### RECORD EXCERPTS

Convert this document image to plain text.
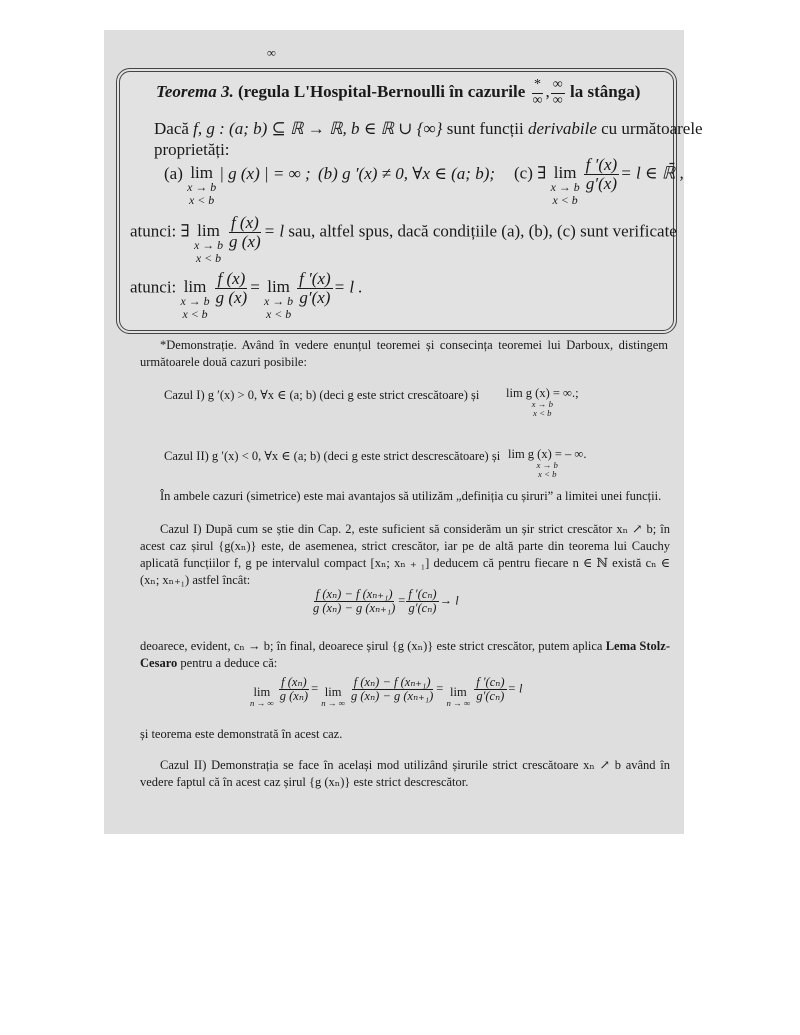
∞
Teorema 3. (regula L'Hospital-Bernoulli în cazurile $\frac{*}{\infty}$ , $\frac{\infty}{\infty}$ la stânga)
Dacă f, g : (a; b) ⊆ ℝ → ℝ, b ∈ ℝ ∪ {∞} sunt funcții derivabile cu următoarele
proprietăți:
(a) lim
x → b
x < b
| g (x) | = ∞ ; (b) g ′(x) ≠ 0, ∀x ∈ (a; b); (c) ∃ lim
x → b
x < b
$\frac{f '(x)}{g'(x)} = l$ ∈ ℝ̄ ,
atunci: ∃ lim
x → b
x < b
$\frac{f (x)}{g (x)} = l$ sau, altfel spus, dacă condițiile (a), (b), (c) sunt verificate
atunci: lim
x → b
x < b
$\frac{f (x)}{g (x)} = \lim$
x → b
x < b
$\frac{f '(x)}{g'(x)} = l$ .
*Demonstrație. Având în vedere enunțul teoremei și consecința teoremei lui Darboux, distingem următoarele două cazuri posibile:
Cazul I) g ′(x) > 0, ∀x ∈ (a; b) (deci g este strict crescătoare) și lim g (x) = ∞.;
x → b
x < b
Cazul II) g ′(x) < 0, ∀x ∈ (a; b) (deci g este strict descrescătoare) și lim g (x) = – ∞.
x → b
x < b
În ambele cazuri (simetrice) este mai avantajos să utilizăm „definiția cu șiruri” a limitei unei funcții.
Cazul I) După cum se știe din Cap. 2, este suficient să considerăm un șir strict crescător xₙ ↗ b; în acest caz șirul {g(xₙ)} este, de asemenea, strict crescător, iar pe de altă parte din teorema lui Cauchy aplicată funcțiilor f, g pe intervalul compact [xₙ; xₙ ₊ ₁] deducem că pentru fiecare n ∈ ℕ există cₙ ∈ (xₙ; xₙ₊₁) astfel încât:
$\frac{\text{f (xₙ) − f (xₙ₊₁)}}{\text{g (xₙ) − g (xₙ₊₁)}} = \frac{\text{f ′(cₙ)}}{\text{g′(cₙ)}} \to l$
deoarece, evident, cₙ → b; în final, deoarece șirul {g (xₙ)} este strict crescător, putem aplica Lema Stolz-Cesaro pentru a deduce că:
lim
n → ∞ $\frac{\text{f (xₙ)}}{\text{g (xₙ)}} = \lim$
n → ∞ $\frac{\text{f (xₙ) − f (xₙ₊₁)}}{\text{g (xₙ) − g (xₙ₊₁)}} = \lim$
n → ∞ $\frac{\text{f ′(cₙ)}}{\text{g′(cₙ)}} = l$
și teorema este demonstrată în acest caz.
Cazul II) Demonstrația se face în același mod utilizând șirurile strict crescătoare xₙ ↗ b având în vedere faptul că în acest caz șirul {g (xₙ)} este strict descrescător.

### REQUIRED WORK
Leave out the pictures and copy everything else in the records word for word.

### TASK OUTPUT
Convert this document image to plain text.
∞
Teorema 3. (regula L'Hospital-Bernoulli în cazurile $\frac{*}{\infty}$ , $\frac{\infty}{\infty}$ la stânga)
Dacă f, g : (a; b) ⊆ ℝ → ℝ, b ∈ ℝ ∪ {∞} sunt funcții derivabile cu următoarele
proprietăți:
(a) lim
x → b
x < b
| g (x) | = ∞ ; (b) g ′(x) ≠ 0, ∀x ∈ (a; b); (c) ∃ lim
x → b
x < b
$\frac{f '(x)}{g'(x)} = l$ ∈ ℝ̄ ,
atunci: ∃ lim
x → b
x < b
$\frac{f (x)}{g (x)} = l$ sau, altfel spus, dacă condițiile (a), (b), (c) sunt verificate
atunci: lim
x → b
x < b
$\frac{f (x)}{g (x)} = \lim$
x → b
x < b
$\frac{f '(x)}{g'(x)} = l$ .
*Demonstrație. Având în vedere enunțul teoremei și consecința teoremei lui Darboux, distingem următoarele două cazuri posibile:
Cazul I) g ′(x) > 0, ∀x ∈ (a; b) (deci g este strict crescătoare) și lim g (x) = ∞.;
x → b
x < b
Cazul II) g ′(x) < 0, ∀x ∈ (a; b) (deci g este strict descrescătoare) și lim g (x) = – ∞.
x → b
x < b
În ambele cazuri (simetrice) este mai avantajos să utilizăm „definiția cu șiruri” a limitei unei funcții.
Cazul I) După cum se știe din Cap. 2, este suficient să considerăm un șir strict crescător xₙ ↗ b; în acest caz șirul {g(xₙ)} este, de asemenea, strict crescător, iar pe de altă parte din teorema lui Cauchy aplicată funcțiilor f, g pe intervalul compact [xₙ; xₙ ₊ ₁] deducem că pentru fiecare n ∈ ℕ există cₙ ∈ (xₙ; xₙ₊₁) astfel încât:
$\frac{\text{f (xₙ) − f (xₙ₊₁)}}{\text{g (xₙ) − g (xₙ₊₁)}} = \frac{\text{f ′(cₙ)}}{\text{g′(cₙ)}} \to l$
deoarece, evident, cₙ → b; în final, deoarece șirul {g (xₙ)} este strict crescător, putem aplica Lema Stolz-Cesaro pentru a deduce că:
lim
n → ∞ $\frac{\text{f (xₙ)}}{\text{g (xₙ)}} = \lim$
n → ∞ $\frac{\text{f (xₙ) − f (xₙ₊₁)}}{\text{g (xₙ) − g (xₙ₊₁)}} = \lim$
n → ∞ $\frac{\text{f ′(cₙ)}}{\text{g′(cₙ)}} = l$
și teorema este demonstrată în acest caz.
Cazul II) Demonstrația se face în același mod utilizând șirurile strict crescătoare xₙ ↗ b având în vedere faptul că în acest caz șirul {g (xₙ)} este strict descrescător.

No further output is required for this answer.